### WHAT YOU WILL DO
Where a line holds "SEGMENTS", copy it.

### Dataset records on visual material
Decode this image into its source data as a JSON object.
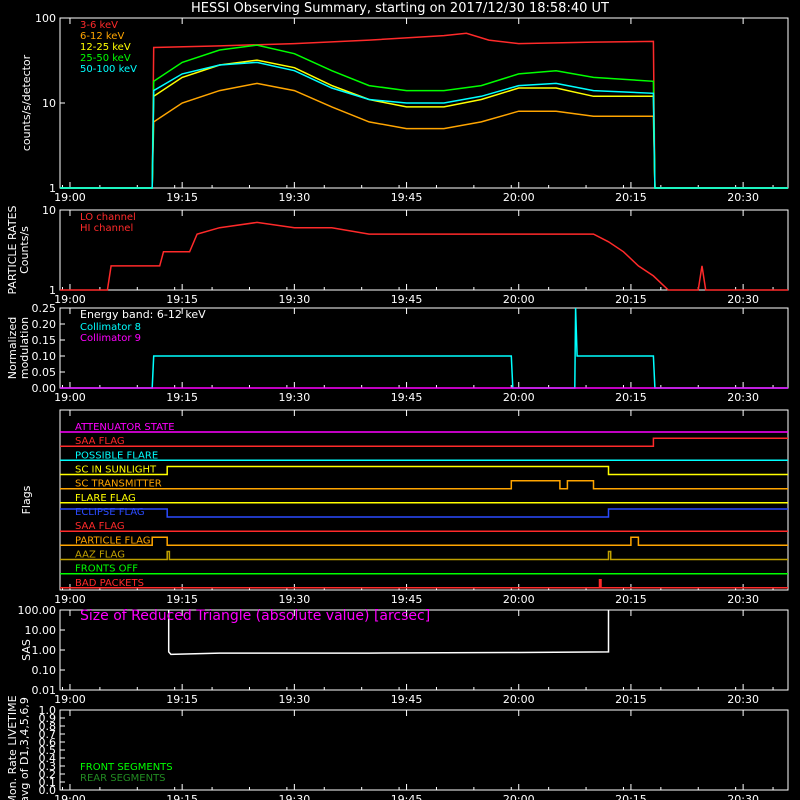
{
  "title": "HESSI Observing Summary, starting on 2017/12/30 18:58:40 UT",
  "x_ticks": [
    "19:00",
    "19:15",
    "19:30",
    "19:45",
    "20:00",
    "20:15",
    "20:30"
  ],
  "chart_data": [
    {
      "type": "line",
      "ylabel": "counts/s/detector",
      "yscale": "log",
      "ylim": [
        1,
        100
      ],
      "y_tick_labels": [
        "1",
        "10",
        "100"
      ],
      "xlim_minutes": [
        -1.33,
        96.0
      ],
      "series": [
        {
          "name": "3-6 keV",
          "color": "#ff2a2a",
          "points": [
            [
              -1.33,
              1
            ],
            [
              11,
              1
            ],
            [
              11.2,
              45
            ],
            [
              20,
              47
            ],
            [
              30,
              50
            ],
            [
              40,
              55
            ],
            [
              50,
              62
            ],
            [
              53,
              66
            ],
            [
              56,
              55
            ],
            [
              60,
              50
            ],
            [
              70,
              52
            ],
            [
              78,
              53
            ],
            [
              78.2,
              1
            ],
            [
              96,
              1
            ]
          ]
        },
        {
          "name": "6-12 keV",
          "color": "#ffa500",
          "points": [
            [
              -1.33,
              1
            ],
            [
              11,
              1
            ],
            [
              11.2,
              6
            ],
            [
              15,
              10
            ],
            [
              20,
              14
            ],
            [
              25,
              17
            ],
            [
              30,
              14
            ],
            [
              35,
              9
            ],
            [
              40,
              6
            ],
            [
              45,
              5
            ],
            [
              50,
              5
            ],
            [
              55,
              6
            ],
            [
              60,
              8
            ],
            [
              65,
              8
            ],
            [
              70,
              7
            ],
            [
              78,
              7
            ],
            [
              78.2,
              1
            ],
            [
              96,
              1
            ]
          ]
        },
        {
          "name": "12-25 keV",
          "color": "#ffff00",
          "points": [
            [
              -1.33,
              1
            ],
            [
              11,
              1
            ],
            [
              11.2,
              12
            ],
            [
              15,
              20
            ],
            [
              20,
              28
            ],
            [
              25,
              32
            ],
            [
              30,
              26
            ],
            [
              35,
              16
            ],
            [
              40,
              11
            ],
            [
              45,
              9
            ],
            [
              50,
              9
            ],
            [
              55,
              11
            ],
            [
              60,
              15
            ],
            [
              65,
              15
            ],
            [
              70,
              12
            ],
            [
              78,
              12
            ],
            [
              78.2,
              1
            ],
            [
              96,
              1
            ]
          ]
        },
        {
          "name": "25-50 keV",
          "color": "#00ff00",
          "points": [
            [
              -1.33,
              1
            ],
            [
              11,
              1
            ],
            [
              11.2,
              18
            ],
            [
              15,
              30
            ],
            [
              20,
              42
            ],
            [
              25,
              48
            ],
            [
              30,
              38
            ],
            [
              35,
              24
            ],
            [
              40,
              16
            ],
            [
              45,
              14
            ],
            [
              50,
              14
            ],
            [
              55,
              16
            ],
            [
              60,
              22
            ],
            [
              65,
              24
            ],
            [
              70,
              20
            ],
            [
              78,
              18
            ],
            [
              78.2,
              1
            ],
            [
              96,
              1
            ]
          ]
        },
        {
          "name": "50-100 keV",
          "color": "#00ffff",
          "points": [
            [
              -1.33,
              1
            ],
            [
              11,
              1
            ],
            [
              11.2,
              14
            ],
            [
              15,
              22
            ],
            [
              20,
              28
            ],
            [
              25,
              30
            ],
            [
              30,
              24
            ],
            [
              35,
              15
            ],
            [
              40,
              11
            ],
            [
              45,
              10
            ],
            [
              50,
              10
            ],
            [
              55,
              12
            ],
            [
              60,
              16
            ],
            [
              65,
              17
            ],
            [
              70,
              14
            ],
            [
              78,
              13
            ],
            [
              78.2,
              1
            ],
            [
              96,
              1
            ]
          ]
        }
      ]
    },
    {
      "type": "line",
      "ylabel": "PARTICLE RATES Counts/s",
      "yscale": "log",
      "ylim": [
        1,
        10
      ],
      "y_tick_labels": [
        "1",
        "10"
      ],
      "series": [
        {
          "name": "LO channel",
          "color": "#ff2a2a",
          "points": [
            [
              -1.33,
              1
            ],
            [
              5,
              1
            ],
            [
              5.5,
              2
            ],
            [
              8,
              2
            ],
            [
              8.5,
              2
            ],
            [
              12,
              2
            ],
            [
              12.5,
              3
            ],
            [
              16,
              3
            ],
            [
              17,
              5
            ],
            [
              20,
              6
            ],
            [
              25,
              7
            ],
            [
              30,
              6
            ],
            [
              35,
              6
            ],
            [
              40,
              5
            ],
            [
              45,
              5
            ],
            [
              50,
              5
            ],
            [
              55,
              5
            ],
            [
              60,
              5
            ],
            [
              65,
              5
            ],
            [
              70,
              5
            ],
            [
              72,
              4
            ],
            [
              74,
              3
            ],
            [
              76,
              2
            ],
            [
              78,
              1.5
            ],
            [
              80,
              1
            ],
            [
              84,
              1
            ],
            [
              84.5,
              2
            ],
            [
              85,
              1
            ],
            [
              96,
              1
            ]
          ]
        },
        {
          "name": "HI channel",
          "color": "#ff2a2a",
          "points": []
        }
      ]
    },
    {
      "type": "line",
      "ylabel": "Normalized modulation",
      "ylim": [
        0,
        0.25
      ],
      "y_tick_labels": [
        "0.00",
        "0.05",
        "0.10",
        "0.15",
        "0.20",
        "0.25"
      ],
      "legend_header": "Energy band: 6-12 keV",
      "series": [
        {
          "name": "Collimator 8",
          "color": "#00ffff",
          "points": [
            [
              -1.33,
              0
            ],
            [
              11,
              0
            ],
            [
              11.2,
              0.1
            ],
            [
              20,
              0.1
            ],
            [
              30,
              0.1
            ],
            [
              40,
              0.1
            ],
            [
              50,
              0.1
            ],
            [
              59,
              0.1
            ],
            [
              59.2,
              0
            ],
            [
              67.5,
              0
            ],
            [
              67.6,
              0.25
            ],
            [
              67.8,
              0.1
            ],
            [
              78,
              0.1
            ],
            [
              78.2,
              0
            ],
            [
              96,
              0
            ]
          ]
        },
        {
          "name": "Collimator 9",
          "color": "#ff00ff",
          "points": [
            [
              -1.33,
              0
            ],
            [
              96,
              0
            ]
          ]
        }
      ]
    },
    {
      "type": "line",
      "ylabel": "Flags",
      "flags": [
        {
          "name": "ATTENUATOR STATE",
          "color": "#ff00ff",
          "steps": [
            [
              -1.33,
              0
            ],
            [
              96,
              0
            ]
          ]
        },
        {
          "name": "SAA FLAG",
          "color": "#ff2a2a",
          "steps": [
            [
              -1.33,
              0
            ],
            [
              78,
              0
            ],
            [
              78,
              1
            ],
            [
              96,
              1
            ]
          ]
        },
        {
          "name": "POSSIBLE FLARE",
          "color": "#00ffff",
          "steps": [
            [
              -1.33,
              0
            ],
            [
              96,
              0
            ]
          ]
        },
        {
          "name": "SC IN SUNLIGHT",
          "color": "#ffff00",
          "steps": [
            [
              -1.33,
              0
            ],
            [
              13,
              0
            ],
            [
              13,
              1
            ],
            [
              72,
              1
            ],
            [
              72,
              0
            ],
            [
              96,
              0
            ]
          ]
        },
        {
          "name": "SC TRANSMITTER",
          "color": "#ffa500",
          "steps": [
            [
              -1.33,
              0
            ],
            [
              59,
              0
            ],
            [
              59,
              1
            ],
            [
              65.5,
              1
            ],
            [
              65.5,
              0
            ],
            [
              66.5,
              0
            ],
            [
              66.5,
              1
            ],
            [
              70,
              1
            ],
            [
              70,
              0
            ],
            [
              96,
              0
            ]
          ]
        },
        {
          "name": "FLARE FLAG",
          "color": "#ffff00",
          "steps": [
            [
              -1.33,
              0
            ],
            [
              96,
              0
            ]
          ]
        },
        {
          "name": "ECLIPSE FLAG",
          "color": "#2b4bff",
          "steps": [
            [
              -1.33,
              1
            ],
            [
              13,
              1
            ],
            [
              13,
              0
            ],
            [
              72,
              0
            ],
            [
              72,
              1
            ],
            [
              96,
              1
            ]
          ]
        },
        {
          "name": "SAA FLAG",
          "color": "#ff2a2a",
          "steps": [
            [
              -1.33,
              0
            ],
            [
              96,
              0
            ]
          ]
        },
        {
          "name": "PARTICLE FLAG",
          "color": "#ffa500",
          "steps": [
            [
              -1.33,
              0
            ],
            [
              11,
              0
            ],
            [
              11,
              1
            ],
            [
              13,
              1
            ],
            [
              13,
              0
            ],
            [
              75,
              0
            ],
            [
              75,
              1
            ],
            [
              76,
              1
            ],
            [
              76,
              0
            ],
            [
              96,
              0
            ]
          ]
        },
        {
          "name": "AAZ FLAG",
          "color": "#bfa000",
          "steps": [
            [
              -1.33,
              0
            ],
            [
              13,
              0
            ],
            [
              13,
              1
            ],
            [
              13.3,
              1
            ],
            [
              13.3,
              0
            ],
            [
              72,
              0
            ],
            [
              72,
              1
            ],
            [
              72.3,
              1
            ],
            [
              72.3,
              0
            ],
            [
              96,
              0
            ]
          ]
        },
        {
          "name": "FRONTS OFF",
          "color": "#00ff00",
          "steps": [
            [
              -1.33,
              0
            ],
            [
              96,
              0
            ]
          ]
        },
        {
          "name": "BAD PACKETS",
          "color": "#ff2a2a",
          "steps": [
            [
              -1.33,
              0
            ],
            [
              70.8,
              0
            ],
            [
              70.8,
              1
            ],
            [
              71,
              1
            ],
            [
              71,
              0
            ],
            [
              96,
              0
            ]
          ]
        }
      ]
    },
    {
      "type": "line",
      "ylabel": "SAS",
      "yscale": "log",
      "ylim": [
        0.01,
        100
      ],
      "y_tick_labels": [
        "100.00",
        "10.00",
        "1.00",
        "0.10",
        "0.01"
      ],
      "series": [
        {
          "name": "Size of Reduced Triangle (absolute value) [arcsec]",
          "color": "#ff00ff",
          "points": []
        },
        {
          "name": "sas-trace",
          "color": "#ffffff",
          "points": [
            [
              13.2,
              100
            ],
            [
              13.2,
              0.8
            ],
            [
              13.5,
              0.6
            ],
            [
              20,
              0.7
            ],
            [
              40,
              0.7
            ],
            [
              60,
              0.75
            ],
            [
              72,
              0.8
            ],
            [
              72,
              100
            ]
          ]
        }
      ]
    },
    {
      "type": "line",
      "ylabel": "Mon. Rate LIVETIME avg of D1,3,4,5,6,9",
      "ylim": [
        0,
        1.0
      ],
      "y_tick_labels": [
        "0.0",
        "0.1",
        "0.2",
        "0.3",
        "0.4",
        "0.5",
        "0.6",
        "0.7",
        "0.8",
        "0.9",
        "1.0"
      ],
      "series": [
        {
          "name": "FRONT SEGMENTS",
          "color": "#00ff00",
          "points": []
        },
        {
          "name": "REAR SEGMENTS",
          "color": "#228b22",
          "points": []
        }
      ]
    }
  ]
}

### REPLY TO THE EXERCISE
          "name": "FRONT SEGMENTS",
          "name": "REAR SEGMENTS",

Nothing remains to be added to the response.